AIM: Your task is to repeat the entries exactly. Leave the pictures out.

SUPPLIED RECORDS:
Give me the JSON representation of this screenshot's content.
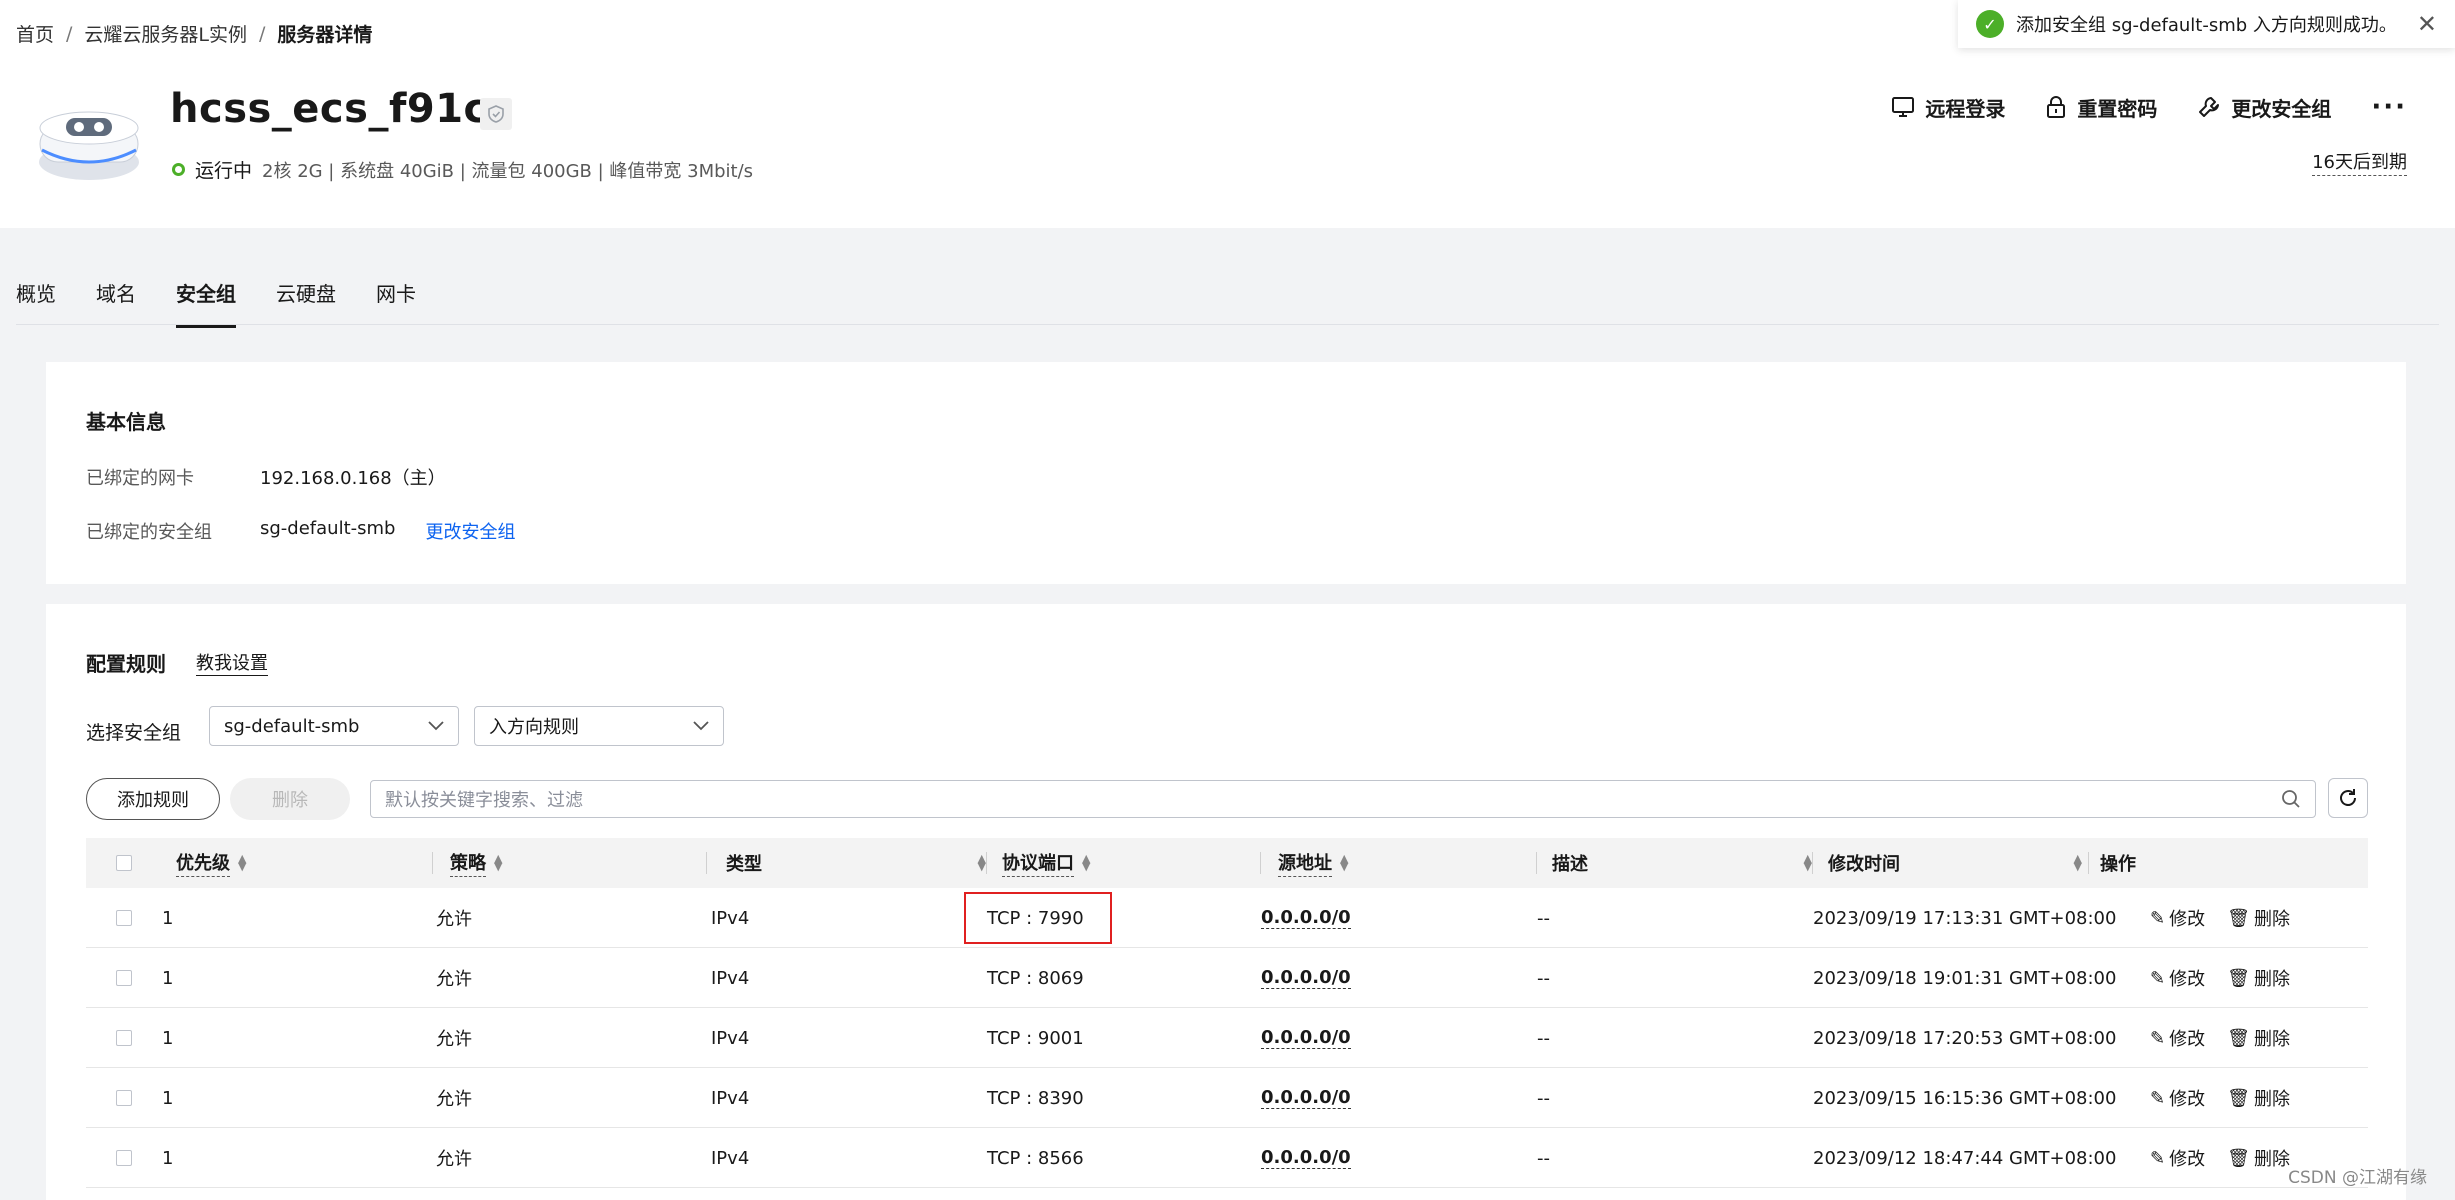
{
  "breadcrumb": {
    "home": "首页",
    "parent": "云耀云服务器L实例",
    "current": "服务器详情",
    "separator": "/"
  },
  "server": {
    "name": "hcss_ecs_f91c",
    "status": "运行中",
    "specs": "2核  2G | 系统盘 40GiB | 流量包 400GB | 峰值带宽 3Mbit/s",
    "expire": "16天后到期"
  },
  "actions": {
    "remote_login": "远程登录",
    "reset_password": "重置密码",
    "change_sg": "更改安全组",
    "more": "···"
  },
  "tabs": [
    "概览",
    "域名",
    "安全组",
    "云硬盘",
    "网卡"
  ],
  "basic_info": {
    "title": "基本信息",
    "nic_label": "已绑定的网卡",
    "nic_value": "192.168.0.168（主）",
    "sg_label": "已绑定的安全组",
    "sg_value": "sg-default-smb",
    "change_link": "更改安全组"
  },
  "rules": {
    "title": "配置规则",
    "teach_link": "教我设置",
    "select_label": "选择安全组",
    "sg_select": "sg-default-smb",
    "direction_select": "入方向规则",
    "add_button": "添加规则",
    "delete_button": "删除",
    "search_placeholder": "默认按关键字搜索、过滤",
    "columns": {
      "priority": "优先级",
      "policy": "策略",
      "type": "类型",
      "port": "协议端口",
      "source": "源地址",
      "desc": "描述",
      "modified": "修改时间",
      "ops": "操作"
    },
    "op_edit": "修改",
    "op_delete": "删除",
    "rows": [
      {
        "priority": "1",
        "policy": "允许",
        "type": "IPv4",
        "port": "TCP : 7990",
        "source": "0.0.0.0/0",
        "desc": "--",
        "modified": "2023/09/19 17:13:31 GMT+08:00"
      },
      {
        "priority": "1",
        "policy": "允许",
        "type": "IPv4",
        "port": "TCP : 8069",
        "source": "0.0.0.0/0",
        "desc": "--",
        "modified": "2023/09/18 19:01:31 GMT+08:00"
      },
      {
        "priority": "1",
        "policy": "允许",
        "type": "IPv4",
        "port": "TCP : 9001",
        "source": "0.0.0.0/0",
        "desc": "--",
        "modified": "2023/09/18 17:20:53 GMT+08:00"
      },
      {
        "priority": "1",
        "policy": "允许",
        "type": "IPv4",
        "port": "TCP : 8390",
        "source": "0.0.0.0/0",
        "desc": "--",
        "modified": "2023/09/15 16:15:36 GMT+08:00"
      },
      {
        "priority": "1",
        "policy": "允许",
        "type": "IPv4",
        "port": "TCP : 8566",
        "source": "0.0.0.0/0",
        "desc": "--",
        "modified": "2023/09/12 18:47:44 GMT+08:00"
      }
    ]
  },
  "toast": {
    "message": "添加安全组 sg-default-smb 入方向规则成功。"
  },
  "watermark": "CSDN @江湖有缘",
  "colors": {
    "accent_link": "#0d63f0",
    "status_green": "#4caf28",
    "highlight_red": "#e02020"
  }
}
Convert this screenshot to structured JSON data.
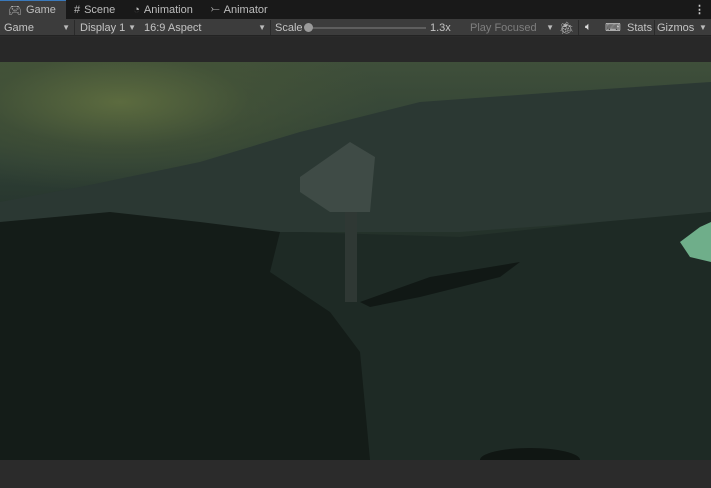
{
  "tabs": [
    {
      "label": "Game",
      "icon": "gamepad-icon",
      "active": true
    },
    {
      "label": "Scene",
      "icon": "grid-icon"
    },
    {
      "label": "Animation",
      "icon": "clock-icon"
    },
    {
      "label": "Animator",
      "icon": "animator-icon"
    }
  ],
  "toolbar": {
    "view_mode": "Game",
    "display": "Display 1",
    "aspect": "16:9 Aspect",
    "scale_label": "Scale",
    "scale_value": "1.3x",
    "play_mode": "Play Focused",
    "stats": "Stats",
    "gizmos": "Gizmos"
  },
  "accent": "#3a79bb"
}
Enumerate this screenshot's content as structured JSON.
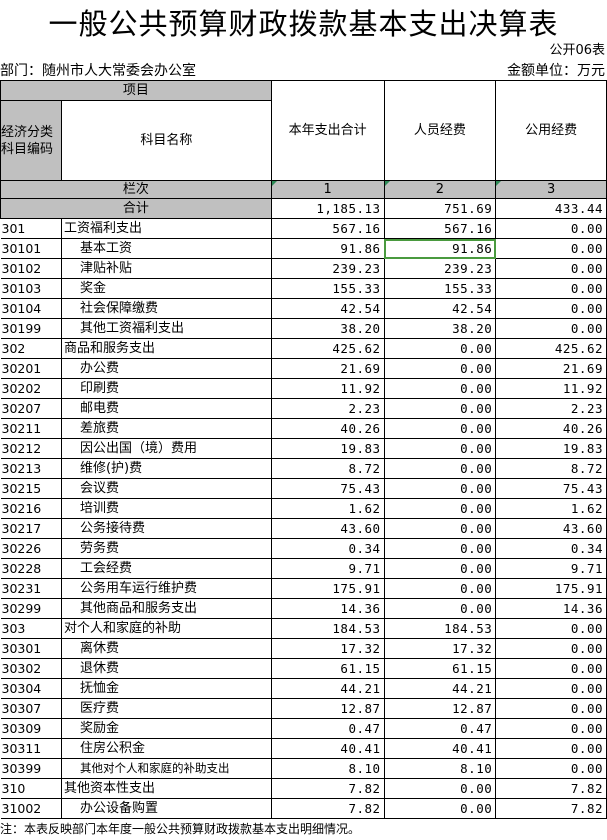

EXERCISE OUTPUT:
Give me the JSON representation of this screenshot's content.
{
  "breadcrumb": {
    "home": "首页",
    "parent": "云耀云服务器L实例",
    "current": "服务器详情",
    "separator": "/"
  },
  "server": {
    "name": "hcss_ecs_f91c",
    "status": "运行中",
    "specs": "2核  2G | 系统盘 40GiB | 流量包 400GB | 峰值带宽 3Mbit/s",
    "expire": "16天后到期"
  },
  "actions": {
    "remote_login": "远程登录",
    "reset_password": "重置密码",
    "change_sg": "更改安全组",
    "more": "···"
  },
  "tabs": [
    "概览",
    "域名",
    "安全组",
    "云硬盘",
    "网卡"
  ],
  "basic_info": {
    "title": "基本信息",
    "nic_label": "已绑定的网卡",
    "nic_value": "192.168.0.168（主）",
    "sg_label": "已绑定的安全组",
    "sg_value": "sg-default-smb",
    "change_link": "更改安全组"
  },
  "rules": {
    "title": "配置规则",
    "teach_link": "教我设置",
    "select_label": "选择安全组",
    "sg_select": "sg-default-smb",
    "direction_select": "入方向规则",
    "add_button": "添加规则",
    "delete_button": "删除",
    "search_placeholder": "默认按关键字搜索、过滤",
    "columns": {
      "priority": "优先级",
      "policy": "策略",
      "type": "类型",
      "port": "协议端口",
      "source": "源地址",
      "desc": "描述",
      "modified": "修改时间",
      "ops": "操作"
    },
    "op_edit": "修改",
    "op_delete": "删除",
    "rows": [
      {
        "priority": "1",
        "policy": "允许",
        "type": "IPv4",
        "port": "TCP : 7990",
        "source": "0.0.0.0/0",
        "desc": "--",
        "modified": "2023/09/19 17:13:31 GMT+08:00"
      },
      {
        "priority": "1",
        "policy": "允许",
        "type": "IPv4",
        "port": "TCP : 8069",
        "source": "0.0.0.0/0",
        "desc": "--",
        "modified": "2023/09/18 19:01:31 GMT+08:00"
      },
      {
        "priority": "1",
        "policy": "允许",
        "type": "IPv4",
        "port": "TCP : 9001",
        "source": "0.0.0.0/0",
        "desc": "--",
        "modified": "2023/09/18 17:20:53 GMT+08:00"
      },
      {
        "priority": "1",
        "policy": "允许",
        "type": "IPv4",
        "port": "TCP : 8390",
        "source": "0.0.0.0/0",
        "desc": "--",
        "modified": "2023/09/15 16:15:36 GMT+08:00"
      },
      {
        "priority": "1",
        "policy": "允许",
        "type": "IPv4",
        "port": "TCP : 8566",
        "source": "0.0.0.0/0",
        "desc": "--",
        "modified": "2023/09/12 18:47:44 GMT+08:00"
      }
    ]
  },
  "toast": {
    "message": "添加安全组 sg-default-smb 入方向规则成功。"
  },
  "watermark": "CSDN @江湖有缘",
  "colors": {
    "accent_link": "#0d63f0",
    "status_green": "#4caf28",
    "highlight_red": "#e02020"
  }
}
Convert this screenshot to structured JSON data.
{
  "tabs": [
    {
      "label": "Game",
      "icon": "gamepad-icon",
      "active": true
    },
    {
      "label": "Scene",
      "icon": "grid-icon"
    },
    {
      "label": "Animation",
      "icon": "clock-icon"
    },
    {
      "label": "Animator",
      "icon": "animator-icon"
    }
  ],
  "toolbar": {
    "view_mode": "Game",
    "display": "Display 1",
    "aspect": "16:9 Aspect",
    "scale_label": "Scale",
    "scale_value": "1.3x",
    "play_mode": "Play Focused",
    "stats": "Stats",
    "gizmos": "Gizmos"
  },
  "accent": "#3a79bb"
}
Enumerate this screenshot's content as structured JSON.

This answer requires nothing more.